=== Exercise goal ===
Extract every line that contains the word "Related".

=== Records provided ===
-- Start --

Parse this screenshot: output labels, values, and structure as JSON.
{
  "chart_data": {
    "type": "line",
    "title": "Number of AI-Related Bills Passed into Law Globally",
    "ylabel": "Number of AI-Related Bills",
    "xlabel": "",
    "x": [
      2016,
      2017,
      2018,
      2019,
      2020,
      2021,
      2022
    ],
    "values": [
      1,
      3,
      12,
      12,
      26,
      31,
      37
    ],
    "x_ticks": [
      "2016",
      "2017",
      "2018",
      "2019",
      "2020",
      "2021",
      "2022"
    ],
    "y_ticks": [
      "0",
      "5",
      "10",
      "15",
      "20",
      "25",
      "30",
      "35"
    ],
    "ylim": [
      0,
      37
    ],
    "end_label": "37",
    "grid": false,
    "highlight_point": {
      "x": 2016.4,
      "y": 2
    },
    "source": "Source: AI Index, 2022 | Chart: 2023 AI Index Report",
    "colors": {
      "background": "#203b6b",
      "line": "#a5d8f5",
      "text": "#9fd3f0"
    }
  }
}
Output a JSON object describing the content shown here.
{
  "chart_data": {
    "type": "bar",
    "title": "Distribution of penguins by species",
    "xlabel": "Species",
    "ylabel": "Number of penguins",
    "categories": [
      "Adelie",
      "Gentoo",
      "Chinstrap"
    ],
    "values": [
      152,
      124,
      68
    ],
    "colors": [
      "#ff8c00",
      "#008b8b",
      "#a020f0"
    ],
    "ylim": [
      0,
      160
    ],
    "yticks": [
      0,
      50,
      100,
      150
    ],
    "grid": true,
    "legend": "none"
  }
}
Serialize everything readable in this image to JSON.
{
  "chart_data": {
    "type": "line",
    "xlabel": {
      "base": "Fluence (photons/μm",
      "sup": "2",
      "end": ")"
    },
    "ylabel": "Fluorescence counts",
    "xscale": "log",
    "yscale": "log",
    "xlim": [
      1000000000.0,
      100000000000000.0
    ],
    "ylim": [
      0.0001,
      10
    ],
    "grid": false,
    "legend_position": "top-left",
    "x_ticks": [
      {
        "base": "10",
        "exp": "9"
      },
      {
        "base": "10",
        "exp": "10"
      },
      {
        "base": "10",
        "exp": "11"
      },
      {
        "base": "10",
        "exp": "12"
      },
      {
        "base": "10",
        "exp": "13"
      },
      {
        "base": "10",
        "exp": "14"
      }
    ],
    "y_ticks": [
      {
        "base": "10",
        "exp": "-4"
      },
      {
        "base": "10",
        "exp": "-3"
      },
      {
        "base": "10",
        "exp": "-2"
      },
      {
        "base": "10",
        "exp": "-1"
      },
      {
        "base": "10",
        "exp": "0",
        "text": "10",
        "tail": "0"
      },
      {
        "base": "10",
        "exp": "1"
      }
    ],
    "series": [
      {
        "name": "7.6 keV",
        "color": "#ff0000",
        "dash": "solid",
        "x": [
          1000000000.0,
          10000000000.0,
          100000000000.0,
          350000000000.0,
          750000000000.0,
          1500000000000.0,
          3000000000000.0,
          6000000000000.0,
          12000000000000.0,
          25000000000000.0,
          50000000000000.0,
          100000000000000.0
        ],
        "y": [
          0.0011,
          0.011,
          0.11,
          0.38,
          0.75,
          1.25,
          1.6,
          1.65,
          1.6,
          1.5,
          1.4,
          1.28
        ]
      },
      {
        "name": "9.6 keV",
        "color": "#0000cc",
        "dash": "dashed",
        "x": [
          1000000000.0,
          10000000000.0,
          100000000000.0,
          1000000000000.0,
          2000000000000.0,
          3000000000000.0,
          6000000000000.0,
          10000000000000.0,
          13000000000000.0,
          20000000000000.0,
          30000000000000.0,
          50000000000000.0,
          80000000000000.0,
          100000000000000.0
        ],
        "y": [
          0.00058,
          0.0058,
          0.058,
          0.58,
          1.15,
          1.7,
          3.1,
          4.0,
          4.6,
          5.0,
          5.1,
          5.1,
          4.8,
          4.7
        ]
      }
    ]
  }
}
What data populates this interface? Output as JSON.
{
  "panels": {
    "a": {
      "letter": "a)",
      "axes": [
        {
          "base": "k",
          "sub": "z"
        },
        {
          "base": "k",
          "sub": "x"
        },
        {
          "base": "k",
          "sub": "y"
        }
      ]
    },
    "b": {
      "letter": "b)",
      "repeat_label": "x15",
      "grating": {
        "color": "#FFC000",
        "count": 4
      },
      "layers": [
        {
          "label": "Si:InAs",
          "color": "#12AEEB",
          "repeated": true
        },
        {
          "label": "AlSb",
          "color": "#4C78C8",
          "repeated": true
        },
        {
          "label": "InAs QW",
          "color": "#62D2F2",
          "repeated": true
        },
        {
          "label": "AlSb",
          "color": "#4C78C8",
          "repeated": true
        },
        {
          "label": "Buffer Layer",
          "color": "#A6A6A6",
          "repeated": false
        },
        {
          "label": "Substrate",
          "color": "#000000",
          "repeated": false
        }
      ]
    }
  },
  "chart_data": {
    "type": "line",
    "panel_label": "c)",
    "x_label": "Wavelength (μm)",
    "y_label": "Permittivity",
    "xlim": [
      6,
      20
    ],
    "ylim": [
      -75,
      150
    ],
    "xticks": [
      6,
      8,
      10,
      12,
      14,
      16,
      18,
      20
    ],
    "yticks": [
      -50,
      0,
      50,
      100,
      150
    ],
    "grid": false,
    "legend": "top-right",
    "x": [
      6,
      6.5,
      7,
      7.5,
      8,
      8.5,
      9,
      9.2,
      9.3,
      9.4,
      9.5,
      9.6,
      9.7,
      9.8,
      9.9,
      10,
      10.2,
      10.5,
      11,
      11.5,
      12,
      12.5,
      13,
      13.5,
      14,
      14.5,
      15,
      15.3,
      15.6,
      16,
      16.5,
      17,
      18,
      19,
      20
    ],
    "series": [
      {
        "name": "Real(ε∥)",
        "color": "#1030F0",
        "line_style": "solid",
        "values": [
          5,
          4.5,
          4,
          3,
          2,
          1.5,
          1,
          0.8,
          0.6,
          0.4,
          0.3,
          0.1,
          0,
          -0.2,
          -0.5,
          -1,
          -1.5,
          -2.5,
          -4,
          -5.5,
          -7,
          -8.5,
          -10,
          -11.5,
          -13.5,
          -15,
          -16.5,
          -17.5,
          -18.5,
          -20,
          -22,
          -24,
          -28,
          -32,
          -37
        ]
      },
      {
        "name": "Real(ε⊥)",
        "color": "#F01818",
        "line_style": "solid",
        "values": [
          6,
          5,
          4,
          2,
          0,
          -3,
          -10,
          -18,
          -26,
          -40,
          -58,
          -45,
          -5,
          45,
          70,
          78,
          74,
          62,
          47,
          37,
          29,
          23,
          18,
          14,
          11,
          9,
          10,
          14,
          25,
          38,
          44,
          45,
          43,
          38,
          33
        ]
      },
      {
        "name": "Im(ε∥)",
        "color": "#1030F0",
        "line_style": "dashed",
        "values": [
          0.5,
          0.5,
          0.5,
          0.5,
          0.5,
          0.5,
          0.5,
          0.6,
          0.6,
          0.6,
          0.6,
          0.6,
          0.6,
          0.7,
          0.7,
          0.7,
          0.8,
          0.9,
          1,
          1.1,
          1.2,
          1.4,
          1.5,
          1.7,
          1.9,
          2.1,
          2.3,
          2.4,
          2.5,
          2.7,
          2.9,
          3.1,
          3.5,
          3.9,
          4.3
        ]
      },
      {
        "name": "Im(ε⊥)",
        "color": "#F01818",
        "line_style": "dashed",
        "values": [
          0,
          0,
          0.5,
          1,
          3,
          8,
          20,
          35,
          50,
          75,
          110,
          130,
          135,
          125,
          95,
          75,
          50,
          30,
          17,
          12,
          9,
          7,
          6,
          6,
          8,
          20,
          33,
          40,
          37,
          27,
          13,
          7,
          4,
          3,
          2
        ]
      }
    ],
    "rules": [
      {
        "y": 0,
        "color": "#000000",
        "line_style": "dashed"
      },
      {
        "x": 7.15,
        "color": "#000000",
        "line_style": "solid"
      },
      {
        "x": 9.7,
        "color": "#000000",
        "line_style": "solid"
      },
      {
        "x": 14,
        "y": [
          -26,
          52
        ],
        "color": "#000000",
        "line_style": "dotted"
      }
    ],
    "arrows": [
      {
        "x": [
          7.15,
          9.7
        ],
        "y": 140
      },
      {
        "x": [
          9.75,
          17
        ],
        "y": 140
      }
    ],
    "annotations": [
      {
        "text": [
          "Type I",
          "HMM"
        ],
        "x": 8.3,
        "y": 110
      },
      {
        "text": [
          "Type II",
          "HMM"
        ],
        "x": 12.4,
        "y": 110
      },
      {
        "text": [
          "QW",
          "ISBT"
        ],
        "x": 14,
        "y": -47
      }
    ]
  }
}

-- End --

=== Exercise answer ===
    "title": "Number of AI-Related Bills Passed into Law Globally",
    "ylabel": "Number of AI-Related Bills",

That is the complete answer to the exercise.